--- Start of Supplied records ---

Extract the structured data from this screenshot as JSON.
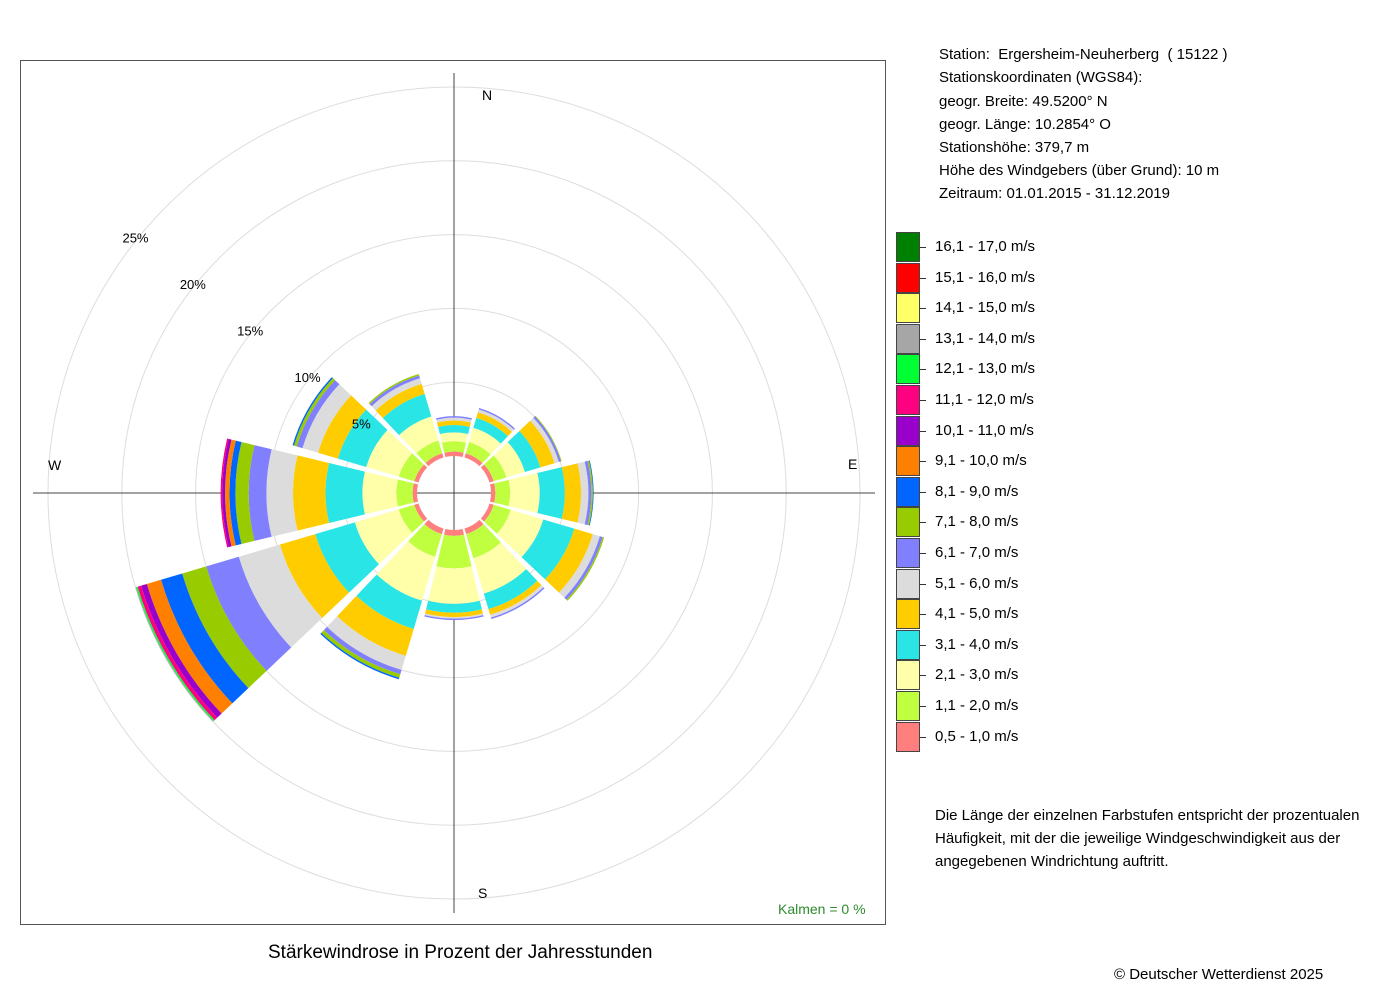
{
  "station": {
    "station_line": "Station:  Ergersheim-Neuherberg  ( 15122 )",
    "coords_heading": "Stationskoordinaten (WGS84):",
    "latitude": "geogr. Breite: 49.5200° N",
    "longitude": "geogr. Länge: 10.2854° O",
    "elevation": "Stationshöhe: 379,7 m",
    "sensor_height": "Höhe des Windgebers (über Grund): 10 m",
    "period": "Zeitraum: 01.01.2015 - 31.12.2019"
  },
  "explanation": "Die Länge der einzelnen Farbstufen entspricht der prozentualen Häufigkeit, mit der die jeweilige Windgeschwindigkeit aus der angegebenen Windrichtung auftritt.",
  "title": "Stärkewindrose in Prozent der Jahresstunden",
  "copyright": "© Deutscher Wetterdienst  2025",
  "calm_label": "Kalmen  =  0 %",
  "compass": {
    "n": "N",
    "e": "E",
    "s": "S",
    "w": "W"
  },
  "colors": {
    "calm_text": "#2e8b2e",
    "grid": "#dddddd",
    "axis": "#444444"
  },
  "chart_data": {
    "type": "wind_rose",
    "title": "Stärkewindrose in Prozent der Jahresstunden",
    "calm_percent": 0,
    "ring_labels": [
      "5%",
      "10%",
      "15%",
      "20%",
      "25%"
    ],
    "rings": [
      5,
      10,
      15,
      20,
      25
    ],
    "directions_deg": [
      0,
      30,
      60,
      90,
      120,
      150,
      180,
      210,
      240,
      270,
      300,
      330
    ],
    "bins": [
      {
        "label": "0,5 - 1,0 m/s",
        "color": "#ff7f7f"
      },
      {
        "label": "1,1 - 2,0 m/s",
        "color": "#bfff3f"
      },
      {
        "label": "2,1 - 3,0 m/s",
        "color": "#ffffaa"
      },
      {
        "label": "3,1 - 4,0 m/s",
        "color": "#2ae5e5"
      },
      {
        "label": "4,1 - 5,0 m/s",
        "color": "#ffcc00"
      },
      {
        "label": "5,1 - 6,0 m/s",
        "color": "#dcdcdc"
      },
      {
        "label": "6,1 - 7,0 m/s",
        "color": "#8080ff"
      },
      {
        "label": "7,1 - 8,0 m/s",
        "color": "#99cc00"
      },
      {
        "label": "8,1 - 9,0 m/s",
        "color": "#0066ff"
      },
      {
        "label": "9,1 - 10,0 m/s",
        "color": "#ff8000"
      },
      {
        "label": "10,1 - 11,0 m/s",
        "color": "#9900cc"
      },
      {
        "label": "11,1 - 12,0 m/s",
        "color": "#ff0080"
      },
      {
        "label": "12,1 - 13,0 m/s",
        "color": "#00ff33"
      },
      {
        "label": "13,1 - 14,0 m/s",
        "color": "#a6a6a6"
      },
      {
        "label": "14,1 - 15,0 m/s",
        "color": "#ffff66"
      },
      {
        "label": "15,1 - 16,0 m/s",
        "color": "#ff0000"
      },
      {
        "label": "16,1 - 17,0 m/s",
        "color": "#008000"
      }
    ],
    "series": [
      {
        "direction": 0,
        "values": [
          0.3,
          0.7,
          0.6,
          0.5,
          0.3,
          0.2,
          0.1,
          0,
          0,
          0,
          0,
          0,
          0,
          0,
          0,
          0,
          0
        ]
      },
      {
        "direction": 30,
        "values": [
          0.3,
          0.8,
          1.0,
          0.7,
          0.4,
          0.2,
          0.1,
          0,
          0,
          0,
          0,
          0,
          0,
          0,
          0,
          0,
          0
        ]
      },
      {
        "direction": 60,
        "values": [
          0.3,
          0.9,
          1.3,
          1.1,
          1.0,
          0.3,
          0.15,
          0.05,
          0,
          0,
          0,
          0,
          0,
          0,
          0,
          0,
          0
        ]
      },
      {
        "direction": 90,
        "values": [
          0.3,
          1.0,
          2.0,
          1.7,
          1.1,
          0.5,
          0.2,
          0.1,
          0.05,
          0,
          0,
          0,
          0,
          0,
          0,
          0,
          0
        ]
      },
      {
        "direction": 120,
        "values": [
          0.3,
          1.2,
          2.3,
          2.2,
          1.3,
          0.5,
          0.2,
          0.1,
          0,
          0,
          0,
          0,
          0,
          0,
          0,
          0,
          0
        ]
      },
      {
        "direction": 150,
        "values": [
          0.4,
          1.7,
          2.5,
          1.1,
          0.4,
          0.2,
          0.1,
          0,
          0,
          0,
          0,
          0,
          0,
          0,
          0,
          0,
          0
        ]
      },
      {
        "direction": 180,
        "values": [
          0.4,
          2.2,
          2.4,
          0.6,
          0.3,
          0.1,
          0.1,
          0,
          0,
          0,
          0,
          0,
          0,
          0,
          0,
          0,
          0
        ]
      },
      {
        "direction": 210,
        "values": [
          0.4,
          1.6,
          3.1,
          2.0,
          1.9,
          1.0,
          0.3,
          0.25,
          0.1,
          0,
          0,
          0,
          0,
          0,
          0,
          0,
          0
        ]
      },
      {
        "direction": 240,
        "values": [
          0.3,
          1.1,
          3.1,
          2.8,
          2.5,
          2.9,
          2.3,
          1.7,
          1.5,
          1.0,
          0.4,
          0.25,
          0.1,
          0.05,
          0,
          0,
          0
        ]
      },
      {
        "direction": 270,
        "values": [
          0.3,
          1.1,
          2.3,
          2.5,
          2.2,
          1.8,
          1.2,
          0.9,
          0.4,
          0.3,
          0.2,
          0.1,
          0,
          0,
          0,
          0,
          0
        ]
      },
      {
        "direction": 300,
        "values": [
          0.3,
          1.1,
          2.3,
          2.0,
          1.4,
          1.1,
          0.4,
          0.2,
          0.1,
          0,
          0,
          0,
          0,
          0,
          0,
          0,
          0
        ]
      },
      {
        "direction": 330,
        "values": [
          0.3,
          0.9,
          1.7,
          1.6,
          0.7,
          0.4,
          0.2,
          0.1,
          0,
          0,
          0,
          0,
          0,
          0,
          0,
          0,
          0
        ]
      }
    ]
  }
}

--- End of Supplied records ---

# [Your instructions]
Only lines with "geogr" are wanted here; list each of them.

# [Solved problem]
    "latitude": "geogr. Breite: 49.5200° N",
    "longitude": "geogr. Länge: 10.2854° O",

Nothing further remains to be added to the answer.